PROBLEM STATEMENT —
Using the records below, please work out how many lines contain "hose"; answer with the number alone.

INPUT MATERIAL —
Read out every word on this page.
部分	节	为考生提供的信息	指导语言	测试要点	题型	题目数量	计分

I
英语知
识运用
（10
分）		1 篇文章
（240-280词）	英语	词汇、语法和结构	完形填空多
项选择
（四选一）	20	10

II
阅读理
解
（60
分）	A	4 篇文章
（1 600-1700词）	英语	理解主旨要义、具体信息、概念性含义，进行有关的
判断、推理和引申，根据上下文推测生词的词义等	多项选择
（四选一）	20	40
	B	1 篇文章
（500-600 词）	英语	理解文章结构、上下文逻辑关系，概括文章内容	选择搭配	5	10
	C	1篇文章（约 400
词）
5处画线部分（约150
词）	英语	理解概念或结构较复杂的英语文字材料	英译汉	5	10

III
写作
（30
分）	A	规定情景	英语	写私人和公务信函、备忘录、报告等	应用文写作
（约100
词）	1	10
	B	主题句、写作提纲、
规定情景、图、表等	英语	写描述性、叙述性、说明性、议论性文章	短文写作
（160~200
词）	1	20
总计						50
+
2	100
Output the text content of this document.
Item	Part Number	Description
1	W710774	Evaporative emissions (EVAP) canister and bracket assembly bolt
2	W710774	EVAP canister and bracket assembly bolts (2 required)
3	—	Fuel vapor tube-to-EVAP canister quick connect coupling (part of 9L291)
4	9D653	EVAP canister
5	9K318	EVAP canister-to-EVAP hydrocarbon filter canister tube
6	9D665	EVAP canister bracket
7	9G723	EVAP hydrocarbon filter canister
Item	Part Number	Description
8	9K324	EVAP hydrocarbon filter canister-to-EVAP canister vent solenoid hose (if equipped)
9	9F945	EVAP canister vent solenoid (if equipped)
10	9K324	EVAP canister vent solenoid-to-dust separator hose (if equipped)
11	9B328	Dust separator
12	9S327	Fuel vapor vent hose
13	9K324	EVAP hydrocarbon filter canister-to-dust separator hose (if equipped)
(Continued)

TASK RESULT —
4